Required task — Pull out all lines from the listing below in which the word "FFFFFFFF" appears.

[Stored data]
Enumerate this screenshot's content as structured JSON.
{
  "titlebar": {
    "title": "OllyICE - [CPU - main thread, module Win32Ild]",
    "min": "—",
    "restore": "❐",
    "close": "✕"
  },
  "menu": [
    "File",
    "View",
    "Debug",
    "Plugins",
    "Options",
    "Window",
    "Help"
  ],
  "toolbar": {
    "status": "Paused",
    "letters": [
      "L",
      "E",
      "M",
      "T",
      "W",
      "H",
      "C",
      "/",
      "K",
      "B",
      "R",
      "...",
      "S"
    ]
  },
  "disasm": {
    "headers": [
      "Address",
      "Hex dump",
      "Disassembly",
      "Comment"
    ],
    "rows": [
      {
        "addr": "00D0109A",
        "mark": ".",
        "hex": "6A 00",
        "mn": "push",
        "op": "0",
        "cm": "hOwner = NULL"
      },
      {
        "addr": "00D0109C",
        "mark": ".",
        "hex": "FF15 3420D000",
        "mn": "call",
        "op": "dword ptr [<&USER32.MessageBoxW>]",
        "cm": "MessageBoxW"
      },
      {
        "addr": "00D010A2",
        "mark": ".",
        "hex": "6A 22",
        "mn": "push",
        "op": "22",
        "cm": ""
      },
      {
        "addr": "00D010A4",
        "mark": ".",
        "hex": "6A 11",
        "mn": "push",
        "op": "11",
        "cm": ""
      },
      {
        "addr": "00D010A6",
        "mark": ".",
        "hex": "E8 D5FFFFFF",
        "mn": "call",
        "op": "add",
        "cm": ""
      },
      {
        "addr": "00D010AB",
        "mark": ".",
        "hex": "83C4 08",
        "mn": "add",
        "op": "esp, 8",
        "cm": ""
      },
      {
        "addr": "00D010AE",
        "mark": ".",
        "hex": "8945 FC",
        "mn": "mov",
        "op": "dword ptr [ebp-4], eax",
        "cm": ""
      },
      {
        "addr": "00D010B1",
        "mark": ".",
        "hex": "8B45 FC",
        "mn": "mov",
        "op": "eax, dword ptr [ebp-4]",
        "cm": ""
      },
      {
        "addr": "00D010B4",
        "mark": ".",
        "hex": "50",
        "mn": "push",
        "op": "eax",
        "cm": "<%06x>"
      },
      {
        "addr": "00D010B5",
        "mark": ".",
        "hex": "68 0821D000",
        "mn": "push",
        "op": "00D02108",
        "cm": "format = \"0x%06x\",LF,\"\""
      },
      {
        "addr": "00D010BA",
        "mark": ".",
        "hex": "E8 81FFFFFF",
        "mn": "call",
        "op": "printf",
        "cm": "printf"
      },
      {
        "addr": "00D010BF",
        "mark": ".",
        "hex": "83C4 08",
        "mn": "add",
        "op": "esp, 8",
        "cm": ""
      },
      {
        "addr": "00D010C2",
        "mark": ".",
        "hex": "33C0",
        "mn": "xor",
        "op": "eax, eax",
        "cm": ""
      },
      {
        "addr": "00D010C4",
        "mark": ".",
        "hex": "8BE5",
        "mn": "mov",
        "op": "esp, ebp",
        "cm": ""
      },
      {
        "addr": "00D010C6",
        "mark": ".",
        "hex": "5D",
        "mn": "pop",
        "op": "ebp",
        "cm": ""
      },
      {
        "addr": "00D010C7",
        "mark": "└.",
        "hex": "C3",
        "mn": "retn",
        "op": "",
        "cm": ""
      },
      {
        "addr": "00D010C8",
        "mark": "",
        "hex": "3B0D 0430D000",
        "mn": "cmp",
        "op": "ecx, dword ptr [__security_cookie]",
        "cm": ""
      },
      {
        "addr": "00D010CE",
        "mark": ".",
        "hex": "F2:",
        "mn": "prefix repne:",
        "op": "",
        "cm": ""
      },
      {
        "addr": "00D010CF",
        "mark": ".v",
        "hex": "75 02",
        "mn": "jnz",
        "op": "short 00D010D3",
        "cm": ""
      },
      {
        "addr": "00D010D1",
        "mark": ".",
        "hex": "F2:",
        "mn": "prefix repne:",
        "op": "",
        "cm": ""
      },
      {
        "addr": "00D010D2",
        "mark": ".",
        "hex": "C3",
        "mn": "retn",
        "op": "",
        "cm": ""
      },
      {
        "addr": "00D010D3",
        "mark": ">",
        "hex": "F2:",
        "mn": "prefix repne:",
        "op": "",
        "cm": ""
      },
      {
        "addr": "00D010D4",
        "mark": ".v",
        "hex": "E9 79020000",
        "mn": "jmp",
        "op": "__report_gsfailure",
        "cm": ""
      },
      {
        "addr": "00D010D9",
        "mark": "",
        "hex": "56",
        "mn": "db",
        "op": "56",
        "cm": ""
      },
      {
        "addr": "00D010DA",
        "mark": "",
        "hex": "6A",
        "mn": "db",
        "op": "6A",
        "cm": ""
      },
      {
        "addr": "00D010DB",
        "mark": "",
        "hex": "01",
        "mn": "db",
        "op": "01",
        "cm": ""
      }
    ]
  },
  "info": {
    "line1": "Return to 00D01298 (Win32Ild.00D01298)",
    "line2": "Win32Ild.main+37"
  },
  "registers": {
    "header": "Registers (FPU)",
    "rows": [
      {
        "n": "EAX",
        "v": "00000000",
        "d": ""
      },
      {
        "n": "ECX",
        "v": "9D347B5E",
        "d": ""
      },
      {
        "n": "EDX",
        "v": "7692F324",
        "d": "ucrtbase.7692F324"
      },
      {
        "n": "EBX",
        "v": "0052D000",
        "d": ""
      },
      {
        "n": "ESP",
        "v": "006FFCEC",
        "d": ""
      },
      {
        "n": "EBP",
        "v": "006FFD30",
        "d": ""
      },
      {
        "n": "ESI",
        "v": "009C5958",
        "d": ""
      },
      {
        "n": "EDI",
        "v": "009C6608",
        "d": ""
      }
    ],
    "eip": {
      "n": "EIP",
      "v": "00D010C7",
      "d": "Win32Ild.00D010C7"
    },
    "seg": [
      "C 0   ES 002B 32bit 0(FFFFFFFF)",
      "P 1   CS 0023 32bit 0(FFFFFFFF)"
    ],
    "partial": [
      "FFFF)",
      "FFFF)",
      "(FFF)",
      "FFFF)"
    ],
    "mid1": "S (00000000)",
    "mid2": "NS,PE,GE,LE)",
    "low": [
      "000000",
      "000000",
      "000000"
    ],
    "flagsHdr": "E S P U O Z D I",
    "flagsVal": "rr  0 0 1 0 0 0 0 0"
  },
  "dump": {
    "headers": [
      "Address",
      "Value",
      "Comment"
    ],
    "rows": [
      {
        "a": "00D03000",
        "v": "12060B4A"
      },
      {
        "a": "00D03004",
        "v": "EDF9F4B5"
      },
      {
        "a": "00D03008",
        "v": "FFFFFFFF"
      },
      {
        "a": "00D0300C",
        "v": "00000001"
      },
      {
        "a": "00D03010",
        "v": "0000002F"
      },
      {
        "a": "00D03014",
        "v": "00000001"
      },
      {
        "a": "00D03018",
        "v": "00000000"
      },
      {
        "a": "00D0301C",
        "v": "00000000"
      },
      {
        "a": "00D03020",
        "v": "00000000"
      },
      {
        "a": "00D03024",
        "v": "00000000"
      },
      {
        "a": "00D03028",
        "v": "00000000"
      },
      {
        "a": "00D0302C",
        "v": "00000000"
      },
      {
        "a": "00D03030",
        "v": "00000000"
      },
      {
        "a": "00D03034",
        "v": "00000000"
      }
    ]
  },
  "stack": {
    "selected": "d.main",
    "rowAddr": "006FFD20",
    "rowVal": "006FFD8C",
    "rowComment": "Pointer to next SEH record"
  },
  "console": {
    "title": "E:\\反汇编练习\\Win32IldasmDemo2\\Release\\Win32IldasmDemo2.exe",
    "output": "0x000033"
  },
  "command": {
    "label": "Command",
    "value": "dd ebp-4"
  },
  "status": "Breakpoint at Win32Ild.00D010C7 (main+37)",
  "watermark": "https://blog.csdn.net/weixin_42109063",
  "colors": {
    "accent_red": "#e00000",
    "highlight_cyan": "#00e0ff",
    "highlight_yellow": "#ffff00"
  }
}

Result for this exercise —
      "C 0   ES 002B 32bit 0(FFFFFFFF)",
      "P 1   CS 0023 32bit 0(FFFFFFFF)"
        "v": "FFFFFFFF"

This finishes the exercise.